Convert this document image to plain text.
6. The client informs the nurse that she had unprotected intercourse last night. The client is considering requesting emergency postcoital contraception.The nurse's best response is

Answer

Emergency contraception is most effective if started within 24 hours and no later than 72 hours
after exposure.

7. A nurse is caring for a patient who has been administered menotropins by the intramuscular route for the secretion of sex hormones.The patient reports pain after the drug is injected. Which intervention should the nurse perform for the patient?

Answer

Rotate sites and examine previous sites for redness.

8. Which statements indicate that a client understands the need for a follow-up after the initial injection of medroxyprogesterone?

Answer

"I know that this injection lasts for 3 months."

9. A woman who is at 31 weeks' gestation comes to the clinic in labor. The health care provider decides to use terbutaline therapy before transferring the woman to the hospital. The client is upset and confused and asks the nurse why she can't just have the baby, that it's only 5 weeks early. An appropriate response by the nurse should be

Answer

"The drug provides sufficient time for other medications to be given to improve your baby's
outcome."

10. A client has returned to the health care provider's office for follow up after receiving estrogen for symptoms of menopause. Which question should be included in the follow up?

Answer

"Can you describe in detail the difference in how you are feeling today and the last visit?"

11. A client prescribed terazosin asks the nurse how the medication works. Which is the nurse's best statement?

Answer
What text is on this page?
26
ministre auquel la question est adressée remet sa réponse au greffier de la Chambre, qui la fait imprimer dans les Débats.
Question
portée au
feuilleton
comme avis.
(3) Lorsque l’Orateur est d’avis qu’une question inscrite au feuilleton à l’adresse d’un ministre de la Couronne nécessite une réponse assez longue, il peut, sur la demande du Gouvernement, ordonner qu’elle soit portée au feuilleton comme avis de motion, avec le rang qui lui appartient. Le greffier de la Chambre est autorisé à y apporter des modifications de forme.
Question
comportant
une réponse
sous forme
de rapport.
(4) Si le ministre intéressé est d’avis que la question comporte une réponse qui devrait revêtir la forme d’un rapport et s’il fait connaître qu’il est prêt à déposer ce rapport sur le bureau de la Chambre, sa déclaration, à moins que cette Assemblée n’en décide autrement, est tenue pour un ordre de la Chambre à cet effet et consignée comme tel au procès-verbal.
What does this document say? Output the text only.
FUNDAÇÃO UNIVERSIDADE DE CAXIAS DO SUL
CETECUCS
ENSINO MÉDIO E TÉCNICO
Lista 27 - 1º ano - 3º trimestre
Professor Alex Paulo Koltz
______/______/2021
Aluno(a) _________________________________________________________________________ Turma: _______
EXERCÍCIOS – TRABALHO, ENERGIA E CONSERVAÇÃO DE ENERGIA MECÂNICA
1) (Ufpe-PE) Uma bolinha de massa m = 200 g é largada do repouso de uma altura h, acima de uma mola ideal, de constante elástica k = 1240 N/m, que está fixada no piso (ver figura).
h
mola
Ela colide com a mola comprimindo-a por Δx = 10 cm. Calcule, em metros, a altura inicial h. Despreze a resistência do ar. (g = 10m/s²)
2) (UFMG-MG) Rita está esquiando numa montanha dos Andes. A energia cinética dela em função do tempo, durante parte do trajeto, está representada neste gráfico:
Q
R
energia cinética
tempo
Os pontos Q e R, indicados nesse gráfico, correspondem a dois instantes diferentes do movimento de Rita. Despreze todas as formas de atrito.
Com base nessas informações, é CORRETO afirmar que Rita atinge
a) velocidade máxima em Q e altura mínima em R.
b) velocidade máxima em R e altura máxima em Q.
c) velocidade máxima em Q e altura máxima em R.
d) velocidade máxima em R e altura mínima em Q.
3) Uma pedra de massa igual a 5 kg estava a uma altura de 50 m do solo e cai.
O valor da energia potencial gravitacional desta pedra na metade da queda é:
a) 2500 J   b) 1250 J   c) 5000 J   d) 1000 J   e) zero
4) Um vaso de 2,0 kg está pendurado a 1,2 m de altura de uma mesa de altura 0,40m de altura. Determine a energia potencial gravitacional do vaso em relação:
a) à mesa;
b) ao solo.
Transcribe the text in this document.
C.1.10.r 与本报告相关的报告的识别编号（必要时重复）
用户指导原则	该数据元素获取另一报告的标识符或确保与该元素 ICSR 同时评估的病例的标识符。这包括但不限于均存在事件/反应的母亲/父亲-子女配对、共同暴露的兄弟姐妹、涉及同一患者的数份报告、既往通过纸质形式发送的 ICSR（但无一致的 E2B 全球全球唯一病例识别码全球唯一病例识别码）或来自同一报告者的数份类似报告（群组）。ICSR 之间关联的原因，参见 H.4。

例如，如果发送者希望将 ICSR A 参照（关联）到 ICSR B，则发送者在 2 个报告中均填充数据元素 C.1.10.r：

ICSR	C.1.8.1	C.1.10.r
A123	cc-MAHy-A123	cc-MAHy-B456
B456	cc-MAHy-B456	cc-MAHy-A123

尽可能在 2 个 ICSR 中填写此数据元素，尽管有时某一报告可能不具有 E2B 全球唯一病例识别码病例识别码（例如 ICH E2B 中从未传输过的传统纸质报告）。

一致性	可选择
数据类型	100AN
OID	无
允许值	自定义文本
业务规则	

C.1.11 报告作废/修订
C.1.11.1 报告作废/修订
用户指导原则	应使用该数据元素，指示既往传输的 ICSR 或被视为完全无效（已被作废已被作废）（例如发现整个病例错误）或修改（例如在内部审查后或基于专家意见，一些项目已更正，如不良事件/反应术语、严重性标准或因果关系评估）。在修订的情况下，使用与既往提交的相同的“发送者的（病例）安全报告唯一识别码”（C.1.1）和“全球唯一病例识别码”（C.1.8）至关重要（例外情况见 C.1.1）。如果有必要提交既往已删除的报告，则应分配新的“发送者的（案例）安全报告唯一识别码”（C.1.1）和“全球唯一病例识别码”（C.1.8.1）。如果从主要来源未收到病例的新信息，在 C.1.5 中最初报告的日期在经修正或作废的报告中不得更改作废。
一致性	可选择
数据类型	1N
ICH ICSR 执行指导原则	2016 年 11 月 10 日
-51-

TASK DIRECTIONS: All of the records must be retyped exactly as they are.

RESPONSE:
Convert this document image to plain text.
6. The client informs the nurse that she had unprotected intercourse last night. The client is considering requesting emergency postcoital contraception.The nurse's best response is

Answer

Emergency contraception is most effective if started within 24 hours and no later than 72 hours
after exposure.

7. A nurse is caring for a patient who has been administered menotropins by the intramuscular route for the secretion of sex hormones.The patient reports pain after the drug is injected. Which intervention should the nurse perform for the patient?

Answer

Rotate sites and examine previous sites for redness.

8. Which statements indicate that a client understands the need for a follow-up after the initial injection of medroxyprogesterone?

Answer

"I know that this injection lasts for 3 months."

9. A woman who is at 31 weeks' gestation comes to the clinic in labor. The health care provider decides to use terbutaline therapy before transferring the woman to the hospital. The client is upset and confused and asks the nurse why she can't just have the baby, that it's only 5 weeks early. An appropriate response by the nurse should be

Answer

"The drug provides sufficient time for other medications to be given to improve your baby's
outcome."

10. A client has returned to the health care provider's office for follow up after receiving estrogen for symptoms of menopause. Which question should be included in the follow up?

Answer

"Can you describe in detail the difference in how you are feeling today and the last visit?"

11. A client prescribed terazosin asks the nurse how the medication works. Which is the nurse's best statement?

Answer
What text is on this page?
26
ministre auquel la question est adressée remet sa réponse au greffier de la Chambre, qui la fait imprimer dans les Débats.
Question
portée au
feuilleton
comme avis.
(3) Lorsque l’Orateur est d’avis qu’une question inscrite au feuilleton à l’adresse d’un ministre de la Couronne nécessite une réponse assez longue, il peut, sur la demande du Gouvernement, ordonner qu’elle soit portée au feuilleton comme avis de motion, avec le rang qui lui appartient. Le greffier de la Chambre est autorisé à y apporter des modifications de forme.
Question
comportant
une réponse
sous forme
de rapport.
(4) Si le ministre intéressé est d’avis que la question comporte une réponse qui devrait revêtir la forme d’un rapport et s’il fait connaître qu’il est prêt à déposer ce rapport sur le bureau de la Chambre, sa déclaration, à moins que cette Assemblée n’en décide autrement, est tenue pour un ordre de la Chambre à cet effet et consignée comme tel au procès-verbal.
What does this document say? Output the text only.
FUNDAÇÃO UNIVERSIDADE DE CAXIAS DO SUL
CETECUCS
ENSINO MÉDIO E TÉCNICO
Lista 27 - 1º ano - 3º trimestre
Professor Alex Paulo Koltz
______/______/2021
Aluno(a) _________________________________________________________________________ Turma: _______
EXERCÍCIOS – TRABALHO, ENERGIA E CONSERVAÇÃO DE ENERGIA MECÂNICA
1) (Ufpe-PE) Uma bolinha de massa m = 200 g é largada do repouso de uma altura h, acima de uma mola ideal, de constante elástica k = 1240 N/m, que está fixada no piso (ver figura).
h
mola
Ela colide com a mola comprimindo-a por Δx = 10 cm. Calcule, em metros, a altura inicial h. Despreze a resistência do ar. (g = 10m/s²)
2) (UFMG-MG) Rita está esquiando numa montanha dos Andes. A energia cinética dela em função do tempo, durante parte do trajeto, está representada neste gráfico:
Q
R
energia cinética
tempo
Os pontos Q e R, indicados nesse gráfico, correspondem a dois instantes diferentes do movimento de Rita. Despreze todas as formas de atrito.
Com base nessas informações, é CORRETO afirmar que Rita atinge
a) velocidade máxima em Q e altura mínima em R.
b) velocidade máxima em R e altura máxima em Q.
c) velocidade máxima em Q e altura máxima em R.
d) velocidade máxima em R e altura mínima em Q.
3) Uma pedra de massa igual a 5 kg estava a uma altura de 50 m do solo e cai.
O valor da energia potencial gravitacional desta pedra na metade da queda é:
a) 2500 J   b) 1250 J   c) 5000 J   d) 1000 J   e) zero
4) Um vaso de 2,0 kg está pendurado a 1,2 m de altura de uma mesa de altura 0,40m de altura. Determine a energia potencial gravitacional do vaso em relação:
a) à mesa;
b) ao solo.
Transcribe the text in this document.
C.1.10.r 与本报告相关的报告的识别编号（必要时重复）
用户指导原则	该数据元素获取另一报告的标识符或确保与该元素 ICSR 同时评估的病例的标识符。这包括但不限于均存在事件/反应的母亲/父亲-子女配对、共同暴露的兄弟姐妹、涉及同一患者的数份报告、既往通过纸质形式发送的 ICSR（但无一致的 E2B 全球全球唯一病例识别码全球唯一病例识别码）或来自同一报告者的数份类似报告（群组）。ICSR 之间关联的原因，参见 H.4。

例如，如果发送者希望将 ICSR A 参照（关联）到 ICSR B，则发送者在 2 个报告中均填充数据元素 C.1.10.r：

ICSR	C.1.8.1	C.1.10.r
A123	cc-MAHy-A123	cc-MAHy-B456
B456	cc-MAHy-B456	cc-MAHy-A123

尽可能在 2 个 ICSR 中填写此数据元素，尽管有时某一报告可能不具有 E2B 全球唯一病例识别码病例识别码（例如 ICH E2B 中从未传输过的传统纸质报告）。

一致性	可选择
数据类型	100AN
OID	无
允许值	自定义文本
业务规则	

C.1.11 报告作废/修订
C.1.11.1 报告作废/修订
用户指导原则	应使用该数据元素，指示既往传输的 ICSR 或被视为完全无效（已被作废已被作废）（例如发现整个病例错误）或修改（例如在内部审查后或基于专家意见，一些项目已更正，如不良事件/反应术语、严重性标准或因果关系评估）。在修订的情况下，使用与既往提交的相同的“发送者的（病例）安全报告唯一识别码”（C.1.1）和“全球唯一病例识别码”（C.1.8）至关重要（例外情况见 C.1.1）。如果有必要提交既往已删除的报告，则应分配新的“发送者的（案例）安全报告唯一识别码”（C.1.1）和“全球唯一病例识别码”（C.1.8.1）。如果从主要来源未收到病例的新信息，在 C.1.5 中最初报告的日期在经修正或作废的报告中不得更改作废。
一致性	可选择
数据类型	1N
ICH ICSR 执行指导原则	2016 年 11 月 10 日
-51-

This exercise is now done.